* **Dataset extract**
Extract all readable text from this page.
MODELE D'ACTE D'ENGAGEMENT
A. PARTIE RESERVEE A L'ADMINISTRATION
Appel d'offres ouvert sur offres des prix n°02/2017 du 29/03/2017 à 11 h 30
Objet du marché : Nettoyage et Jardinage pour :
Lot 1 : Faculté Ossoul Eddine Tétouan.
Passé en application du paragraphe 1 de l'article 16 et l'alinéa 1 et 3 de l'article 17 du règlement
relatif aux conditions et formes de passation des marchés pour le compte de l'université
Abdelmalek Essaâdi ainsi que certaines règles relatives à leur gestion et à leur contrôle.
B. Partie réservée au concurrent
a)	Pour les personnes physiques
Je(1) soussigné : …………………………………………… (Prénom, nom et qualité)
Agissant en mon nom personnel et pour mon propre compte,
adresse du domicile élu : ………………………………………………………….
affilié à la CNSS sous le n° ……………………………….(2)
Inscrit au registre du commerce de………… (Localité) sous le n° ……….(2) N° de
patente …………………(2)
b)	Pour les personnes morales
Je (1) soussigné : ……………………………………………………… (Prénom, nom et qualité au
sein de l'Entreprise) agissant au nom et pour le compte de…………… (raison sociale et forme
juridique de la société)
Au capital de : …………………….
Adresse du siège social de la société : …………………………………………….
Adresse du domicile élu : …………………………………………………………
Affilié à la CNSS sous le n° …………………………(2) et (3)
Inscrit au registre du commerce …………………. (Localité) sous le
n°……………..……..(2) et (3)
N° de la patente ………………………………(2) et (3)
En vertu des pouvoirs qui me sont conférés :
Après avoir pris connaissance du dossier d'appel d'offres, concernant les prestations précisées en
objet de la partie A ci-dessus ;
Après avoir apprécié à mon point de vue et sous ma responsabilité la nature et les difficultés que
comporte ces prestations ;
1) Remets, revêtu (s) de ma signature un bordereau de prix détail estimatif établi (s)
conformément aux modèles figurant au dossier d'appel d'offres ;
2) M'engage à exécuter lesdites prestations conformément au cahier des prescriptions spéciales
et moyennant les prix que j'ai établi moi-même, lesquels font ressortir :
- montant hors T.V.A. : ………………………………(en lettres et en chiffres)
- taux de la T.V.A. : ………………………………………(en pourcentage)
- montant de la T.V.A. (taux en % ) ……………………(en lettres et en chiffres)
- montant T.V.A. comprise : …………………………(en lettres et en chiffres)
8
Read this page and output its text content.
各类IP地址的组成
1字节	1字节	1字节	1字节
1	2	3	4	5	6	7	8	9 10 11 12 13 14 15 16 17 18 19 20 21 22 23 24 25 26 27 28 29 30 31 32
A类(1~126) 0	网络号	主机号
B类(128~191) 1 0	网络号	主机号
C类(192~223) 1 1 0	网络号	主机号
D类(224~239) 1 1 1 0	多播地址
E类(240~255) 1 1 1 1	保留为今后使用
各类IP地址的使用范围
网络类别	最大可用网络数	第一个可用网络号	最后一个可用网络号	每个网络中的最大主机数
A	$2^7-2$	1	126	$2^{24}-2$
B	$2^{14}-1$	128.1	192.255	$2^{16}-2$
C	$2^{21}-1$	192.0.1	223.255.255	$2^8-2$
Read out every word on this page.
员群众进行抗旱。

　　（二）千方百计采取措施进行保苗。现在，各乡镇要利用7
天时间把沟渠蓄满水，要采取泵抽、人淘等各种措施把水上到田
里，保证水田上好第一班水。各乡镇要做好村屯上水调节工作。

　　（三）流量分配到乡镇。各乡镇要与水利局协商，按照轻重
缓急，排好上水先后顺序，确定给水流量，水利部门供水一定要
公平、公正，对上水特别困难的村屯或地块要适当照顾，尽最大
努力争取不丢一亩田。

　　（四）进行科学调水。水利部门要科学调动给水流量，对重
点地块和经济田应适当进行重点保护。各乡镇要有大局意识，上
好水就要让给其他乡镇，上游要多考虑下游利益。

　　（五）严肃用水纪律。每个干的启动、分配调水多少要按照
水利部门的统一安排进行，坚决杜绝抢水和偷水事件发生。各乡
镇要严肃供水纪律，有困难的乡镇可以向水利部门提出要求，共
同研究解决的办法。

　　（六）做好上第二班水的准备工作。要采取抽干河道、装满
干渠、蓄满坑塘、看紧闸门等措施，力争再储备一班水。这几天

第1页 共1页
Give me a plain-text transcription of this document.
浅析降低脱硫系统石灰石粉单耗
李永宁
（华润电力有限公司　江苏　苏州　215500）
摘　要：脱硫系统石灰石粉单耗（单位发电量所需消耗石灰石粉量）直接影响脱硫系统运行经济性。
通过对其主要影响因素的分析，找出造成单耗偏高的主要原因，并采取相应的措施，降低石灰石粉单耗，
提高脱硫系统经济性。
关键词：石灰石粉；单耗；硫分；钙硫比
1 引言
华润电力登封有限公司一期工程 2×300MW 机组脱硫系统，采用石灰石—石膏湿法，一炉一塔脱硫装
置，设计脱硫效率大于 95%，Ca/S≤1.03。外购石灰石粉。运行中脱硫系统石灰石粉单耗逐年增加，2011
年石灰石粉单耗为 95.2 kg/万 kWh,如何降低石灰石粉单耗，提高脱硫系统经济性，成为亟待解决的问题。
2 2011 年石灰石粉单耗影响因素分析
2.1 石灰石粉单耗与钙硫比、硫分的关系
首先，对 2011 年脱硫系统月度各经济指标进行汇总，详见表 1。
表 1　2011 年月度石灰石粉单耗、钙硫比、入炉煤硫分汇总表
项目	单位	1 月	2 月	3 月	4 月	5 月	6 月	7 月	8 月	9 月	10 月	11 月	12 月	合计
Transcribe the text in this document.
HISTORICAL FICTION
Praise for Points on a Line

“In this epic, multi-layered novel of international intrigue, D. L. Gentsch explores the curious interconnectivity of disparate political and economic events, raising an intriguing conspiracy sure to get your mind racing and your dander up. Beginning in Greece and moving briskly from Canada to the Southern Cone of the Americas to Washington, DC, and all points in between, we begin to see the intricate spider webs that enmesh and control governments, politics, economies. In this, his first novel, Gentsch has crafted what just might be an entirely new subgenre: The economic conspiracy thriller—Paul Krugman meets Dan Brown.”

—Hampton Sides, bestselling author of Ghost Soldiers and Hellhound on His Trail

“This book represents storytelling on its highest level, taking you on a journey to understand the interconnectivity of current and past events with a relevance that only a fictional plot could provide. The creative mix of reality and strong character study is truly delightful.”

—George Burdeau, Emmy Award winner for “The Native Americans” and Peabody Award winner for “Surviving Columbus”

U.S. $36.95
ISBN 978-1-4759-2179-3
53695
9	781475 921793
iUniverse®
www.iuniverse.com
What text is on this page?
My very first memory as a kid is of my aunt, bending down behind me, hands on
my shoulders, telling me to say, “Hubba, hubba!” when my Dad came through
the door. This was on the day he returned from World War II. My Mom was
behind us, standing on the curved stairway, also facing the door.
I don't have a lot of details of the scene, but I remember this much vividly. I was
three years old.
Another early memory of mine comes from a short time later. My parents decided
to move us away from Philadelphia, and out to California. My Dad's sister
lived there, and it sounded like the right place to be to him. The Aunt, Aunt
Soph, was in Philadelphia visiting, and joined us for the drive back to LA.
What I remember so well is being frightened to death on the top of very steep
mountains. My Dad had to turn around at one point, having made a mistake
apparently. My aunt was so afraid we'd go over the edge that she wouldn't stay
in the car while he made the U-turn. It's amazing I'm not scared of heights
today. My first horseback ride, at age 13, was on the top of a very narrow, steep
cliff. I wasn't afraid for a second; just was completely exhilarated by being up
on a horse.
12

* **What you are asked to do**
Which lines hold the word "CNSS"? Show each one.

* **Solution**
affilié à la CNSS sous le n° ……………………………….(2)
Affilié à la CNSS sous le n° …………………………(2) et (3)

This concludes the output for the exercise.